Write out all of the entries exactly, please.

_____

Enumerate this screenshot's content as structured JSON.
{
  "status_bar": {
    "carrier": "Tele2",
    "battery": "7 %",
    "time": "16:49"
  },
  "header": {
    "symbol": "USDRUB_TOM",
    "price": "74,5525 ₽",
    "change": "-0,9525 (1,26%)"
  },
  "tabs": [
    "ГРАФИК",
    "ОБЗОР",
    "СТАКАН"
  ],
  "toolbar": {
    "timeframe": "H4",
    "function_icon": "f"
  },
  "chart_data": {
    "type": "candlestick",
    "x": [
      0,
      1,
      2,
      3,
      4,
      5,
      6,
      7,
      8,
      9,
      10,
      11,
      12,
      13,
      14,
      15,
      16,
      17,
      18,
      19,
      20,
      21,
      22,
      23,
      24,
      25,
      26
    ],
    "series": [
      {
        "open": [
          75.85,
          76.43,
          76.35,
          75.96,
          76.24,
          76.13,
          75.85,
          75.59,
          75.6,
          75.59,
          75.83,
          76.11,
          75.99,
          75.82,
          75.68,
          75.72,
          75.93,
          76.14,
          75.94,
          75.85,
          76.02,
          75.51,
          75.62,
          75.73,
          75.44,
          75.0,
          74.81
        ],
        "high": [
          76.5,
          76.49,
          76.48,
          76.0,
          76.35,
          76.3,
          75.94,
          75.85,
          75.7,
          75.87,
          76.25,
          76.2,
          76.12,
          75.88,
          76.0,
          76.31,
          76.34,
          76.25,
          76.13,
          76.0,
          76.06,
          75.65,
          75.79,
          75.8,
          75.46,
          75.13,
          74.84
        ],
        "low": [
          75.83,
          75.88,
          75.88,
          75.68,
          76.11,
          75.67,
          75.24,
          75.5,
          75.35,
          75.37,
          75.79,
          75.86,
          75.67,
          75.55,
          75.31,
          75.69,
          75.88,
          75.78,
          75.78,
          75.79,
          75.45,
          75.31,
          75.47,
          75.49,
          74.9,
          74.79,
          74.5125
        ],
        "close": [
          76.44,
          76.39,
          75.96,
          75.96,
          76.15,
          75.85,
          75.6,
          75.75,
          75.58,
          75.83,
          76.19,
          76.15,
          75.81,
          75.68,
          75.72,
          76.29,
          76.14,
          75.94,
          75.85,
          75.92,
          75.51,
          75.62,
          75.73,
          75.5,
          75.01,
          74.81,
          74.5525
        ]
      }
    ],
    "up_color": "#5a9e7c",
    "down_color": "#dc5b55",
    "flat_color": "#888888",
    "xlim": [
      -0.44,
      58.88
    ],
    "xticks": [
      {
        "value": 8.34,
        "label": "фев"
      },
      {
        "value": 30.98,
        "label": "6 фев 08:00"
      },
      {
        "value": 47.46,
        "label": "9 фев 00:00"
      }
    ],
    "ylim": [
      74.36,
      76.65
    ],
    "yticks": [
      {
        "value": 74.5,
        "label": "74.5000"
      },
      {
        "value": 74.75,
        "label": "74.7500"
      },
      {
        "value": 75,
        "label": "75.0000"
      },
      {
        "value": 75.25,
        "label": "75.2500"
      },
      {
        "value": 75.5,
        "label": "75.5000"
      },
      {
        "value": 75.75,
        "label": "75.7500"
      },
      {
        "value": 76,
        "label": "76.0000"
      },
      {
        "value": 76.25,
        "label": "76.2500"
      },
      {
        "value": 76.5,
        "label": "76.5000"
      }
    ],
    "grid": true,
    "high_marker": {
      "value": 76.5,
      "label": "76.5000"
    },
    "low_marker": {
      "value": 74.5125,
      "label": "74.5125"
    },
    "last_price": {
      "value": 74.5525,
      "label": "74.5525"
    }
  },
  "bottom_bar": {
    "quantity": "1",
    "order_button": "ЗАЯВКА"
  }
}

_____

OUTPUT OF THE TASK:
Enumerate this screenshot's content as structured JSON.
{
  "status_bar": {
    "carrier": "Tele2",
    "battery": "7 %",
    "time": "16:49"
  },
  "header": {
    "symbol": "USDRUB_TOM",
    "price": "74,5525 ₽",
    "change": "-0,9525 (1,26%)"
  },
  "tabs": [
    "ГРАФИК",
    "ОБЗОР",
    "СТАКАН"
  ],
  "toolbar": {
    "timeframe": "H4",
    "function_icon": "f"
  },
  "chart_data": {
    "type": "candlestick",
    "x": [
      0,
      1,
      2,
      3,
      4,
      5,
      6,
      7,
      8,
      9,
      10,
      11,
      12,
      13,
      14,
      15,
      16,
      17,
      18,
      19,
      20,
      21,
      22,
      23,
      24,
      25,
      26
    ],
    "series": [
      {
        "open": [
          75.85,
          76.43,
          76.35,
          75.96,
          76.24,
          76.13,
          75.85,
          75.59,
          75.6,
          75.59,
          75.83,
          76.11,
          75.99,
          75.82,
          75.68,
          75.72,
          75.93,
          76.14,
          75.94,
          75.85,
          76.02,
          75.51,
          75.62,
          75.73,
          75.44,
          75.0,
          74.81
        ],
        "high": [
          76.5,
          76.49,
          76.48,
          76.0,
          76.35,
          76.3,
          75.94,
          75.85,
          75.7,
          75.87,
          76.25,
          76.2,
          76.12,
          75.88,
          76.0,
          76.31,
          76.34,
          76.25,
          76.13,
          76.0,
          76.06,
          75.65,
          75.79,
          75.8,
          75.46,
          75.13,
          74.84
        ],
        "low": [
          75.83,
          75.88,
          75.88,
          75.68,
          76.11,
          75.67,
          75.24,
          75.5,
          75.35,
          75.37,
          75.79,
          75.86,
          75.67,
          75.55,
          75.31,
          75.69,
          75.88,
          75.78,
          75.78,
          75.79,
          75.45,
          75.31,
          75.47,
          75.49,
          74.9,
          74.79,
          74.5125
        ],
        "close": [
          76.44,
          76.39,
          75.96,
          75.96,
          76.15,
          75.85,
          75.6,
          75.75,
          75.58,
          75.83,
          76.19,
          76.15,
          75.81,
          75.68,
          75.72,
          76.29,
          76.14,
          75.94,
          75.85,
          75.92,
          75.51,
          75.62,
          75.73,
          75.5,
          75.01,
          74.81,
          74.5525
        ]
      }
    ],
    "up_color": "#5a9e7c",
    "down_color": "#dc5b55",
    "flat_color": "#888888",
    "xlim": [
      -0.44,
      58.88
    ],
    "xticks": [
      {
        "value": 8.34,
        "label": "фев"
      },
      {
        "value": 30.98,
        "label": "6 фев 08:00"
      },
      {
        "value": 47.46,
        "label": "9 фев 00:00"
      }
    ],
    "ylim": [
      74.36,
      76.65
    ],
    "yticks": [
      {
        "value": 74.5,
        "label": "74.5000"
      },
      {
        "value": 74.75,
        "label": "74.7500"
      },
      {
        "value": 75,
        "label": "75.0000"
      },
      {
        "value": 75.25,
        "label": "75.2500"
      },
      {
        "value": 75.5,
        "label": "75.5000"
      },
      {
        "value": 75.75,
        "label": "75.7500"
      },
      {
        "value": 76,
        "label": "76.0000"
      },
      {
        "value": 76.25,
        "label": "76.2500"
      },
      {
        "value": 76.5,
        "label": "76.5000"
      }
    ],
    "grid": true,
    "high_marker": {
      "value": 76.5,
      "label": "76.5000"
    },
    "low_marker": {
      "value": 74.5125,
      "label": "74.5125"
    },
    "last_price": {
      "value": 74.5525,
      "label": "74.5525"
    }
  },
  "bottom_bar": {
    "quantity": "1",
    "order_button": "ЗАЯВКА"
  }
}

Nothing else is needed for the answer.